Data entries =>
-=-=-=-=-

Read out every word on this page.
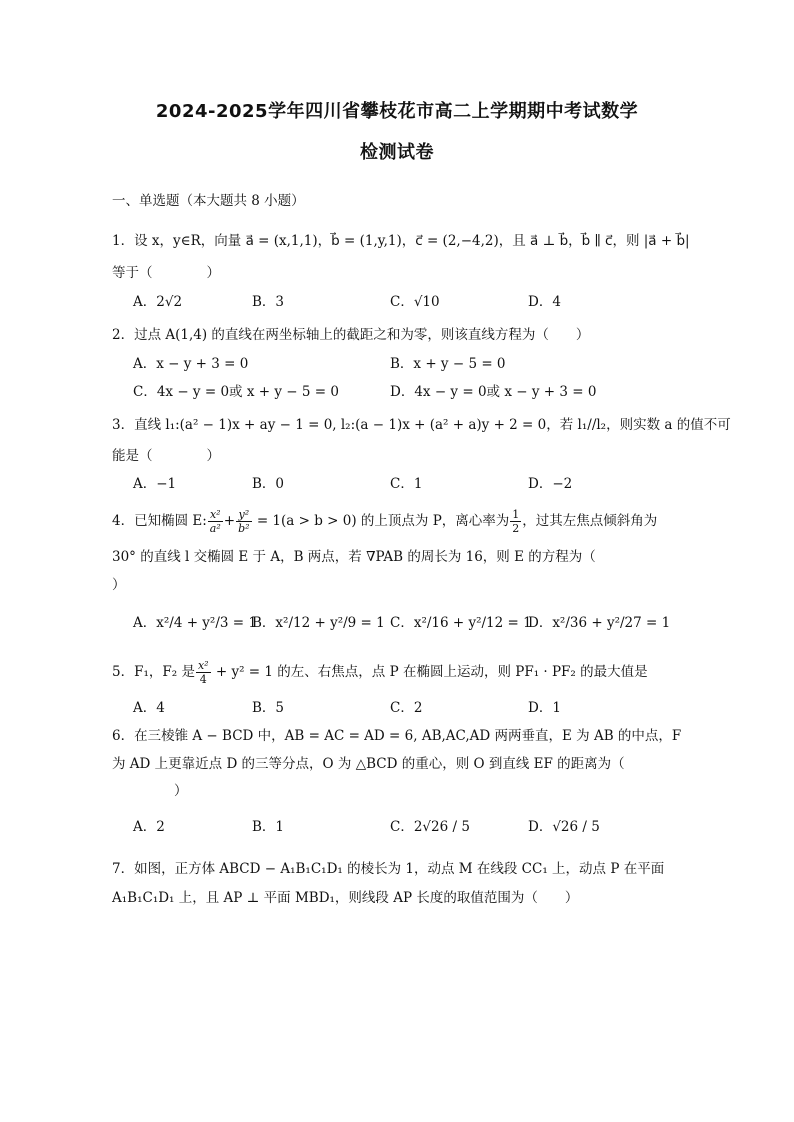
2024-2025学年四川省攀枝花市高二上学期期中考试数学
检测试卷
一、单选题（本大题共 8 小题）
1．设 x，y∈R，向量 a⃗ = (x,1,1)，b⃗ = (1,y,1)，c⃗ = (2,−4,2)，且 a⃗ ⊥ b⃗，b⃗ ∥ c⃗，则 |a⃗ + b⃗|
等于（　　　　）
A．2√2	B．3	C．√10	D．4
2．过点 A(1,4) 的直线在两坐标轴上的截距之和为零，则该直线方程为（　　）
A．x − y + 3 = 0	B．x + y − 5 = 0
C．4x − y = 0或 x + y − 5 = 0	D．4x − y = 0或 x − y + 3 = 0
3．直线 l₁:(a² − 1)x + ay − 1 = 0, l₂:(a − 1)x + (a² + a)y + 2 = 0，若 l₁//l₂，则实数 a 的值不可
能是（　　　　）
A．−1	B．0	C．1	D．−2
4．已知椭圆 E: $\frac{\text{x²}}{\text{a²}} + \frac{\text{y²}}{\text{b²}} = 1(a > b > 0)$ 的上顶点为 P，离心率为 $\frac{1}{2}$ ，过其左焦点倾斜角为
30° 的直线 l 交椭圆 E 于 A，B 两点，若 ∇PAB 的周长为 16，则 E 的方程为（
）
A．x²/4 + y²/3 = 1
B．x²/12 + y²/9 = 1 C．x²/16 + y²/12 = 1
D．x²/36 + y²/27 = 1
5．F₁，F₂ 是 $\frac{\text{x²}}{4} + y^2 = 1$ 的左、右焦点，点 P 在椭圆上运动，则 PF₁ · PF₂ 的最大值是
A．4	B．5	C．2	D．1
6．在三棱锥 A − BCD 中，AB = AC = AD = 6, AB,AC,AD 两两垂直，E 为 AB 的中点，F
为 AD 上更靠近点 D 的三等分点，O 为 △BCD 的重心，则 O 到直线 EF 的距离为（
）
A．2	B．1	C．2√26 / 5	D．√26 / 5
7．如图，正方体 ABCD − A₁B₁C₁D₁ 的棱长为 1，动点 M 在线段 CC₁ 上，动点 P 在平面
A₁B₁C₁D₁ 上，且 AP ⊥ 平面 MBD₁，则线段 AP 长度的取值范围为（　　）
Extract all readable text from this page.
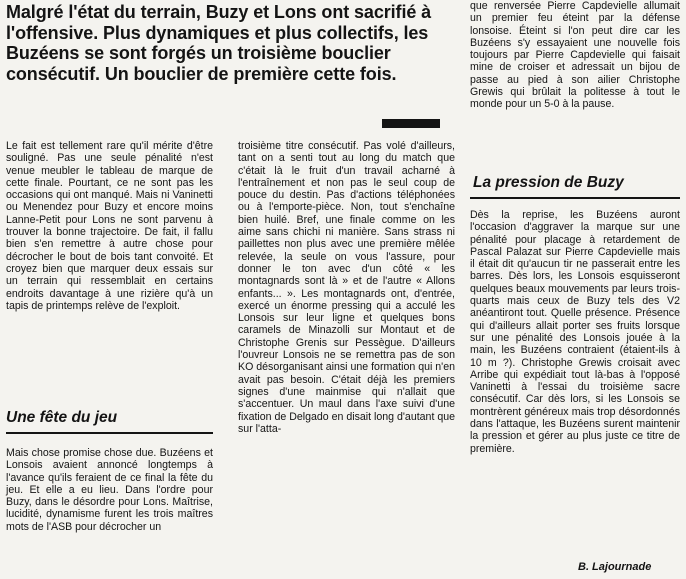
Malgré l'état du terrain, Buzy et Lons ont sacrifié à l'offensive. Plus dynamiques et plus collectifs, les Buzéens se sont forgés un troisième bouclier consécutif. Un bouclier de première cette fois.

Le fait est tellement rare qu'il mérite d'être souligné. Pas une seule pénalité n'est venue meubler le tableau de marque de cette finale. Pourtant, ce ne sont pas les occasions qui ont manqué. Mais ni Vaninetti ou Menendez pour Buzy et encore moins Lanne-Petit pour Lons ne sont parvenu à trouver la bonne trajectoire. De fait, il fallu bien s'en remettre à autre chose pour décrocher le bout de bois tant convoité. Et croyez bien que marquer deux essais sur un terrain qui ressemblait en certains endroits davantage à une rizière qu'à un tapis de printemps relève de l'exploit.

Une fête du jeu

Mais chose promise chose due. Buzéens et Lonsois avaient annoncé longtemps à l'avance qu'ils feraient de ce final la fête du jeu. Et elle a eu lieu. Dans l'ordre pour Buzy, dans le désordre pour Lons. Maîtrise, lucidité, dynamisme furent les trois maîtres mots de l'ASB pour décrocher un

troisième titre consécutif. Pas volé d'ailleurs, tant on a senti tout au long du match que c'était là le fruit d'un travail acharné à l'entraînement et non pas le seul coup de pouce du destin. Pas d'actions téléphonées ou à l'emporte-pièce. Non, tout s'enchaîne bien huilé. Bref, une finale comme on les aime sans chichi ni manière. Sans strass ni paillettes non plus avec une première mêlée relevée, la seule on vous l'assure, pour donner le ton avec d'un côté « les montagnards sont là » et de l'autre « Allons enfants... ». Les montagnards ont, d'entrée, exercé un énorme pressing qui a acculé les Lonsois sur leur ligne et quelques bons caramels de Minazolli sur Montaut et de Christophe Grenis sur Pessègue. D'ailleurs l'ouvreur Lonsois ne se remettra pas de son KO désorganisant ainsi une formation qui n'en avait pas besoin. C'était déjà les premiers signes d'une mainmise qui n'allait que s'accentuer. Un maul dans l'axe suivi d'une fixation de Delgado en disait long d'autant que sur l'atta-

que renversée Pierre Capdevielle allumait un premier feu éteint par la défense lonsoise. Éteint si l'on peut dire car les Buzéens s'y essayaient une nouvelle fois toujours par Pierre Capdevielle qui faisait mine de croiser et adressait un bijou de passe au pied à son ailier Christophe Grewis qui brûlait la politesse à tout le monde pour un 5-0 à la pause.

La pression de Buzy

Dès la reprise, les Buzéens auront l'occasion d'aggraver la marque sur une pénalité pour placage à retardement de Pascal Palazat sur Pierre Capdevielle mais il était dit qu'aucun tir ne passerait entre les barres. Dès lors, les Lonsois esquisseront quelques beaux mouvements par leurs trois-quarts mais ceux de Buzy tels des V2 anéantiront tout. Quelle présence. Présence qui d'ailleurs allait porter ses fruits lorsque sur une pénalité des Lonsois jouée à la main, les Buzéens contraient (étaient-ils à 10 m ?). Christophe Grewis croisait avec Arribe qui expédiait tout là-bas à l'opposé Vaninetti à l'essai du troisième sacre consécutif. Car dès lors, si les Lonsois se montrèrent généreux mais trop désordonnés dans l'attaque, les Buzéens surent maintenir la pression et gérer au plus juste ce titre de première.

B. Lajournade
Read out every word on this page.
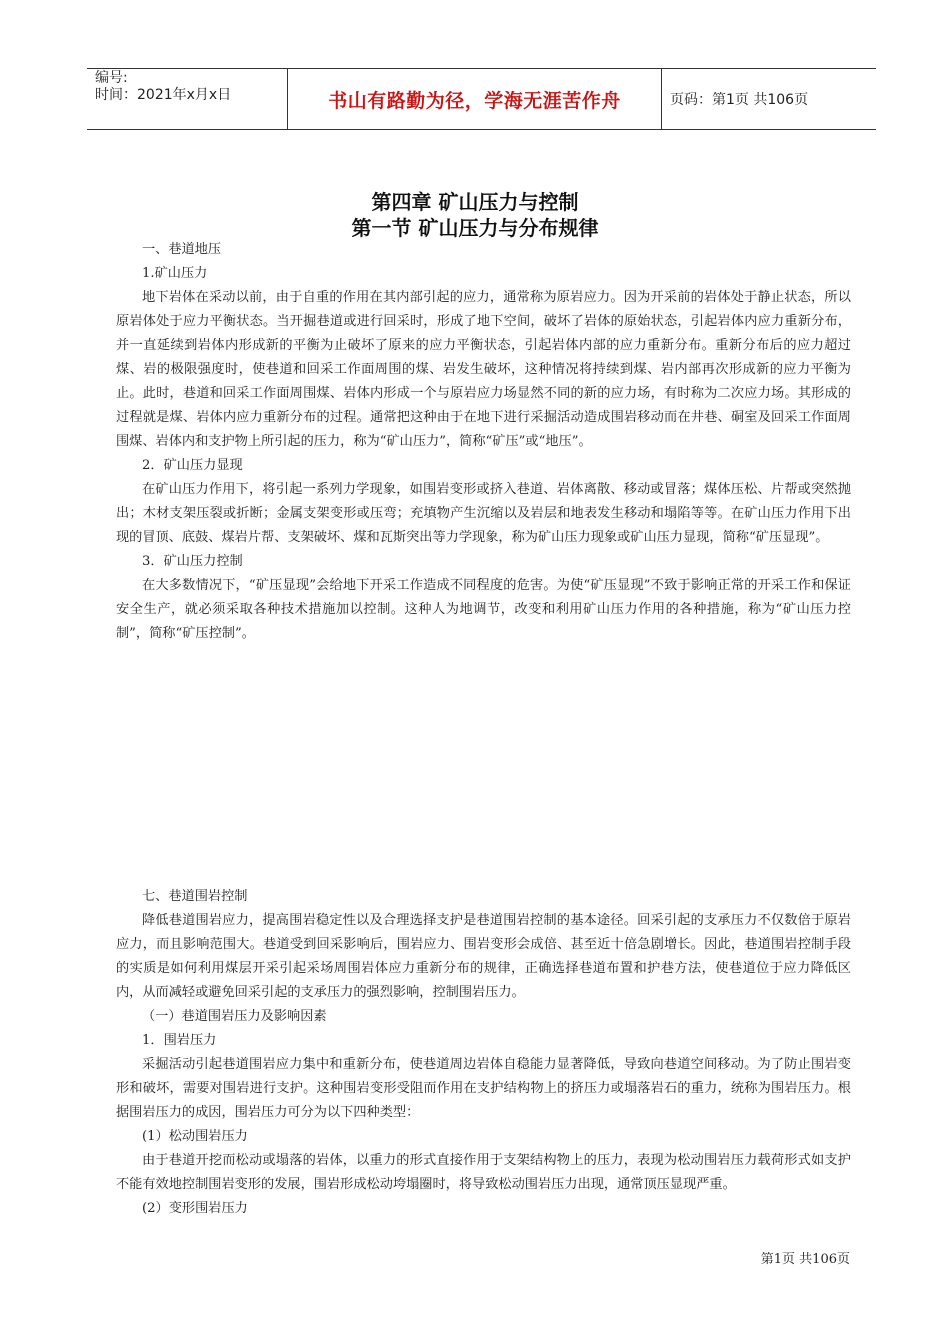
编号:
时间：2021年x月x日	书山有路勤为径，学海无涯苦作舟	页码：第1页 共106页
第四章 矿山压力与控制
第一节 矿山压力与分布规律

一、巷道地压

1.矿山压力

地下岩体在采动以前，由于自重的作用在其内部引起的应力，通常称为原岩应力。因为开采前的岩体处于静止状态，所以原岩体处于应力平衡状态。当开掘巷道或进行回采时，形成了地下空间，破坏了岩体的原始状态，引起岩体内应力重新分布，并一直延续到岩体内形成新的平衡为止破坏了原来的应力平衡状态，引起岩体内部的应力重新分布。重新分布后的应力超过煤、岩的极限强度时，使巷道和回采工作面周围的煤、岩发生破坏，这种情况将持续到煤、岩内部再次形成新的应力平衡为止。此时，巷道和回采工作面周围煤、岩体内形成一个与原岩应力场显然不同的新的应力场，有时称为二次应力场。其形成的过程就是煤、岩体内应力重新分布的过程。通常把这种由于在地下进行采掘活动造成围岩移动而在井巷、硐室及回采工作面周围煤、岩体内和支护物上所引起的压力，称为“矿山压力”，简称“矿压”或“地压”。

2．矿山压力显现

在矿山压力作用下，将引起一系列力学现象，如围岩变形或挤入巷道、岩体离散、移动或冒落；煤体压松、片帮或突然抛出；木材支架压裂或折断；金属支架变形或压弯；充填物产生沉缩以及岩层和地表发生移动和塌陷等等。在矿山压力作用下出现的冒顶、底鼓、煤岩片帮、支架破坏、煤和瓦斯突出等力学现象，称为矿山压力现象或矿山压力显现，简称“矿压显现”。

3．矿山压力控制

在大多数情况下，“矿压显现”会给地下开采工作造成不同程度的危害。为使“矿压显现”不致于影响正常的开采工作和保证安全生产，就必须采取各种技术措施加以控制。这种人为地调节，改变和利用矿山压力作用的各种措施，称为“矿山压力控制”，简称“矿压控制”。

七、巷道围岩控制

降低巷道围岩应力，提高围岩稳定性以及合理选择支护是巷道围岩控制的基本途径。回采引起的支承压力不仅数倍于原岩应力，而且影响范围大。巷道受到回采影响后，围岩应力、围岩变形会成倍、甚至近十倍急剧增长。因此，巷道围岩控制手段的实质是如何利用煤层开采引起采场周围岩体应力重新分布的规律，正确选择巷道布置和护巷方法，使巷道位于应力降低区内，从而减轻或避免回采引起的支承压力的强烈影响，控制围岩压力。

（一）巷道围岩压力及影响因素

1．围岩压力

采掘活动引起巷道围岩应力集中和重新分布，使巷道周边岩体自稳能力显著降低，导致向巷道空间移动。为了防止围岩变形和破坏，需要对围岩进行支护。这种围岩变形受阻而作用在支护结构物上的挤压力或塌落岩石的重力，统称为围岩压力。根据围岩压力的成因，围岩压力可分为以下四种类型：

(1）松动围岩压力

由于巷道开挖而松动或塌落的岩体，以重力的形式直接作用于支架结构物上的压力，表现为松动围岩压力载荷形式如支护不能有效地控制围岩变形的发展，围岩形成松动垮塌圈时，将导致松动围岩压力出现，通常顶压显现严重。

(2）变形围岩压力

第1页 共106页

-=-=-=-=-

WHAT IS REQUIRED => Find the word "frac" in the material, then list each line that holds it.

WRITTEN ANSWER =>
4．已知椭圆 E: $\frac{\text{x²}}{\text{a²}} + \frac{\text{y²}}{\text{b²}} = 1(a > b > 0)$ 的上顶点为 P，离心率为 $\frac{1}{2}$ ，过其左焦点倾斜角为
5．F₁，F₂ 是 $\frac{\text{x²}}{4} + y^2 = 1$ 的左、右焦点，点 P 在椭圆上运动，则 PF₁ · PF₂ 的最大值是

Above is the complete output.